Extract to read below:

From: Mel Gorman <mgorman@suse.de>
To: Richard Davies <richard@arachsys.com>
Cc: KVM <kvm@vger.kernel.org>, QEMU-devel <qemu-devel@nongnu.org>,
LKML <linux-kernel@vger.kernel.org>,
Linux-MM <linux-mm@kvack.org>, Avi Kivity <avi@redhat.com>,
Shaohua Li <shli@kernel.org>
Subject: Re: [Qemu-devel] [PATCH 0/6] Reduce compaction scanning and lock contention
Date: Fri, 21 Sep 2012 10:55:48 +0100 [thread overview]
Message-ID: <20120921095548.GT11266@suse.de> (raw)

End of Extract to read.
Dataset records below:

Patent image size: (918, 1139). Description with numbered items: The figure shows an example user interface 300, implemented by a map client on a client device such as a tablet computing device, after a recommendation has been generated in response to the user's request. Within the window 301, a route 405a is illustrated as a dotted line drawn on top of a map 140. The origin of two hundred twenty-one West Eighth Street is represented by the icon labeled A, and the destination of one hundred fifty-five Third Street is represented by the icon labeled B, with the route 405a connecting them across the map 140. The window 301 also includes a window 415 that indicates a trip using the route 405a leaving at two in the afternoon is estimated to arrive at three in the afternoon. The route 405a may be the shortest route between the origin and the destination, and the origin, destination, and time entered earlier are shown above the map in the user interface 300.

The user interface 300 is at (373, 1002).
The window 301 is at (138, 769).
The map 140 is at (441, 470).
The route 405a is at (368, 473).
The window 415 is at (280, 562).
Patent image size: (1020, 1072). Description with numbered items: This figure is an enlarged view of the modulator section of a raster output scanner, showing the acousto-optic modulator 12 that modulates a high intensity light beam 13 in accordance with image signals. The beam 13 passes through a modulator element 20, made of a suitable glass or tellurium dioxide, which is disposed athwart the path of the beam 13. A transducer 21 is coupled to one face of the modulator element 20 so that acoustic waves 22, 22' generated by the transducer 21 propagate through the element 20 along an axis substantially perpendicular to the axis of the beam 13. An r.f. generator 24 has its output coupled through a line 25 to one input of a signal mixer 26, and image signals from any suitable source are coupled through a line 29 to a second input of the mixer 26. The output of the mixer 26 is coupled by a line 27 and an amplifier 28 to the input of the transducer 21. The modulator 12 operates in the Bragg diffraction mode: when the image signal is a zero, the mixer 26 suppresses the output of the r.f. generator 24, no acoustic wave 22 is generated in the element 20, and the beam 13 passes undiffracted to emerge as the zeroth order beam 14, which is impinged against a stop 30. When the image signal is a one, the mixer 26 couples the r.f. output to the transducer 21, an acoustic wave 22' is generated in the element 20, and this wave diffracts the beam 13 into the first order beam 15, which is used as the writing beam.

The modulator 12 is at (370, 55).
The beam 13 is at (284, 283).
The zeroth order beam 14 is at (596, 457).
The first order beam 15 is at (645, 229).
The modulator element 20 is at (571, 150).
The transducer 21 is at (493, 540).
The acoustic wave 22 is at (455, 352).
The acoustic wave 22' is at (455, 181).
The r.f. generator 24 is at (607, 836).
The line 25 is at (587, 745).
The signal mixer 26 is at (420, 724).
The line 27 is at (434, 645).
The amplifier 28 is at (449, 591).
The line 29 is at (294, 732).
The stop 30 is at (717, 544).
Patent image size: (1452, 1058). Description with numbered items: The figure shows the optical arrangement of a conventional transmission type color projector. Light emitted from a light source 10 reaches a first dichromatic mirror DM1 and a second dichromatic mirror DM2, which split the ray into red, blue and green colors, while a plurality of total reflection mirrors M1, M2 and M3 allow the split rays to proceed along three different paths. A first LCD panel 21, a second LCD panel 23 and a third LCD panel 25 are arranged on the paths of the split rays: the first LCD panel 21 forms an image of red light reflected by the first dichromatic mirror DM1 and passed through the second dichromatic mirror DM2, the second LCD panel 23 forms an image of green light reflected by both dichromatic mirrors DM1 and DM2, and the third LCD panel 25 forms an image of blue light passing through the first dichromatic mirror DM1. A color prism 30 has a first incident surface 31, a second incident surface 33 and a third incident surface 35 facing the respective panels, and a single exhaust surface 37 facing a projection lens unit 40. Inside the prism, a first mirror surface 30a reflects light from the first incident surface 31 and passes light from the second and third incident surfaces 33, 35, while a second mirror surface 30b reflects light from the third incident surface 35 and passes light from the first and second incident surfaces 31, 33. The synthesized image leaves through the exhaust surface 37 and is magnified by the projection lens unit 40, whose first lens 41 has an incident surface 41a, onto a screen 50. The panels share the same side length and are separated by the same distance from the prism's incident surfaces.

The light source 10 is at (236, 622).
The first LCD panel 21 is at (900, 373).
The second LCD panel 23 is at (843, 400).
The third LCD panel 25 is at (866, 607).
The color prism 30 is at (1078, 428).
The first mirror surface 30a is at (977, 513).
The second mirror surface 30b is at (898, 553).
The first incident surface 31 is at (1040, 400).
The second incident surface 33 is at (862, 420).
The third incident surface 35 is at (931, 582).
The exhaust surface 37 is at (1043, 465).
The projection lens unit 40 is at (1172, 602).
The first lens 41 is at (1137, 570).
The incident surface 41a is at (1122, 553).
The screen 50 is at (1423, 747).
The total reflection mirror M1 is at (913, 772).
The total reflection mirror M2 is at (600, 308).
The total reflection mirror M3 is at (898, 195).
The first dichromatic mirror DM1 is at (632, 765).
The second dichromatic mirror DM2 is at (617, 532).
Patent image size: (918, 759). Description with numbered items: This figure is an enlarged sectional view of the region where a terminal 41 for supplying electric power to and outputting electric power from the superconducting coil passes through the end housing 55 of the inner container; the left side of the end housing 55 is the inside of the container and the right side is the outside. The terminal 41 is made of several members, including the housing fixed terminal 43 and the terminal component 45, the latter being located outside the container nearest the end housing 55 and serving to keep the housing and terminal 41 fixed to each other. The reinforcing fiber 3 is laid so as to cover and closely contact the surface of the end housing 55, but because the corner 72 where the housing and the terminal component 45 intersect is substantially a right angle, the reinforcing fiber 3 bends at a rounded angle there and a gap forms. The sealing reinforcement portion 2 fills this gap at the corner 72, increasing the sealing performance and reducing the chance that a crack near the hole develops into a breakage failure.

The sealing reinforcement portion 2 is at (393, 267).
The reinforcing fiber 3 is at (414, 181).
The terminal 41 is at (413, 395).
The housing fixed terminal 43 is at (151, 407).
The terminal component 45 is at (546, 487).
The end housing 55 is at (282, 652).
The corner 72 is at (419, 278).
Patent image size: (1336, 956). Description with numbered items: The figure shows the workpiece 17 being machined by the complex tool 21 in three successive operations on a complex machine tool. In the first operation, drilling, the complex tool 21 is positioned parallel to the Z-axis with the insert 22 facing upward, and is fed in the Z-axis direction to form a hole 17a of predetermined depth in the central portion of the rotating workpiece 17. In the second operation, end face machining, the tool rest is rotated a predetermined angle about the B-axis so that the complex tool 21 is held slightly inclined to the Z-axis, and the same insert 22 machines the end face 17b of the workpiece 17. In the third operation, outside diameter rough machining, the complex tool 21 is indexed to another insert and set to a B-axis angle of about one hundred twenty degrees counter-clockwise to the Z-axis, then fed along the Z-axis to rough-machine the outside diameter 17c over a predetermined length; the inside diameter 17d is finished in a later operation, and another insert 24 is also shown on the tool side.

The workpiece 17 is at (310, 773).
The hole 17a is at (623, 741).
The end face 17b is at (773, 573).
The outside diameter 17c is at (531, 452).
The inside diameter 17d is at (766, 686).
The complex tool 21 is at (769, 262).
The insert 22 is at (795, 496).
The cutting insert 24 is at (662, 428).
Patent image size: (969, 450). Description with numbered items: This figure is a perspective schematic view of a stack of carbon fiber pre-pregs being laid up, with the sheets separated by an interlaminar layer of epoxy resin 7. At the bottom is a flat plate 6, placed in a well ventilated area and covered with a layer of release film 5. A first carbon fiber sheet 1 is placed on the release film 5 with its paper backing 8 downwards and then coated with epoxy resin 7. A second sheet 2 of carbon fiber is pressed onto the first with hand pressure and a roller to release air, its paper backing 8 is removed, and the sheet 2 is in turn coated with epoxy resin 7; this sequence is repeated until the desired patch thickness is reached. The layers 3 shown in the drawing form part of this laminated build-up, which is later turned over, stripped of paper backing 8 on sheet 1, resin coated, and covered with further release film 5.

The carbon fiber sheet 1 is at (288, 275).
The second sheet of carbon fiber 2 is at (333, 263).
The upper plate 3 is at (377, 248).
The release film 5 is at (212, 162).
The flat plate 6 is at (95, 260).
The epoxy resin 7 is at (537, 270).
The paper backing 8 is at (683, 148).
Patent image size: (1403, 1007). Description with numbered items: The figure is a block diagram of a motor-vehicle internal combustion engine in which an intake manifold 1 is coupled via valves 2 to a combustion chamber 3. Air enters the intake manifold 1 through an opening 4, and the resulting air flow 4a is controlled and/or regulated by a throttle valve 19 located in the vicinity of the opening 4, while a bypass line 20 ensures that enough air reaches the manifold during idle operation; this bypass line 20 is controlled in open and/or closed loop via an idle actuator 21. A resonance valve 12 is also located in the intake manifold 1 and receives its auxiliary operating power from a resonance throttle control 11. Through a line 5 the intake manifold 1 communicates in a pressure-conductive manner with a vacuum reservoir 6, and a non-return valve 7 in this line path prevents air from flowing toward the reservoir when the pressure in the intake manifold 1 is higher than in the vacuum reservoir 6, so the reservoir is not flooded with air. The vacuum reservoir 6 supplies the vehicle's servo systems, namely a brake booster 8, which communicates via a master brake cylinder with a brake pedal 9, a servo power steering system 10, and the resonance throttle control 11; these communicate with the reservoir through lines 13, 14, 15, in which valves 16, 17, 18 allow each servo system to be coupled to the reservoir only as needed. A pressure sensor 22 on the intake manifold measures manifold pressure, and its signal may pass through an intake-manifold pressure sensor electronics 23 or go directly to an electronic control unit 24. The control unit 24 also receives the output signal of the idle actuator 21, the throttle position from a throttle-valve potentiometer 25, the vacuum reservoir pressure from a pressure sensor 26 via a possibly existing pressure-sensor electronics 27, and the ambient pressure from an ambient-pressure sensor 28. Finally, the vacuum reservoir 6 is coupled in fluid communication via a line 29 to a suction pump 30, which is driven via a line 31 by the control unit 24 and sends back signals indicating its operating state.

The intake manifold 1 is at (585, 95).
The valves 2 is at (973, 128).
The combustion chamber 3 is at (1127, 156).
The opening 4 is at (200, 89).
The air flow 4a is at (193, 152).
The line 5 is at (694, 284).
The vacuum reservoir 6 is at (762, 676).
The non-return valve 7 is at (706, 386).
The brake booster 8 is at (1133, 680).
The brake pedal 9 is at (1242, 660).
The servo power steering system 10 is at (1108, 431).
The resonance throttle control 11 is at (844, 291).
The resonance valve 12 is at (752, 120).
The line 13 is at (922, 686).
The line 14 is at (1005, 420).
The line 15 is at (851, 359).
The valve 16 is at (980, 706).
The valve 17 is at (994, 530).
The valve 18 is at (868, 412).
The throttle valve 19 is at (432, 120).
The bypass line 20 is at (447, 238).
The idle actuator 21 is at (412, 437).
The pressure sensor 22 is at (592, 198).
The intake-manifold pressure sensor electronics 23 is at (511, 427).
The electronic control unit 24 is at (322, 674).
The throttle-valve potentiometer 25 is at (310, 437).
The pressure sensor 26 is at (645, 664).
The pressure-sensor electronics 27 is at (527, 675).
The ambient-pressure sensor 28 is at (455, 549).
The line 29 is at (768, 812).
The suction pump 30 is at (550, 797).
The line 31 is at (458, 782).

End of Dataset records.

> **Work to complete**
1. Answer these questions about the email header:
(a) Whose name and address appear in the "From:" field?
(b) What is the date and time given for the message?
(c) What is the Message-ID?
2. Write out the stretch of the email header from "From: Mel Gorman" through "Message-ID: <20120921095548.GT11266@suse.de> (raw)".

> **Solution list**
1.
(a) Mel Gorman <mgorman@suse.de>
(b) Fri, 21 Sep 2012 10:55:48 +0100
(c) <20120921095548.GT11266@suse.de>

2.
From: Mel Gorman <mgorman@suse.de>
To: Richard Davies <richard@arachsys.com>
Cc: KVM <kvm@vger.kernel.org>, QEMU-devel <qemu-devel@nongnu.org>,
LKML <linux-kernel@vger.kernel.org>,
Linux-MM <linux-mm@kvack.org>, Avi Kivity <avi@redhat.com>,
Shaohua Li <shli@kernel.org>
Subject: Re: [Qemu-devel] [PATCH 0/6] Reduce compaction scanning and lock contention
Date: Fri, 21 Sep 2012 10:55:48 +0100 [thread overview]
Message-ID: <20120921095548.GT11266@suse.de> (raw)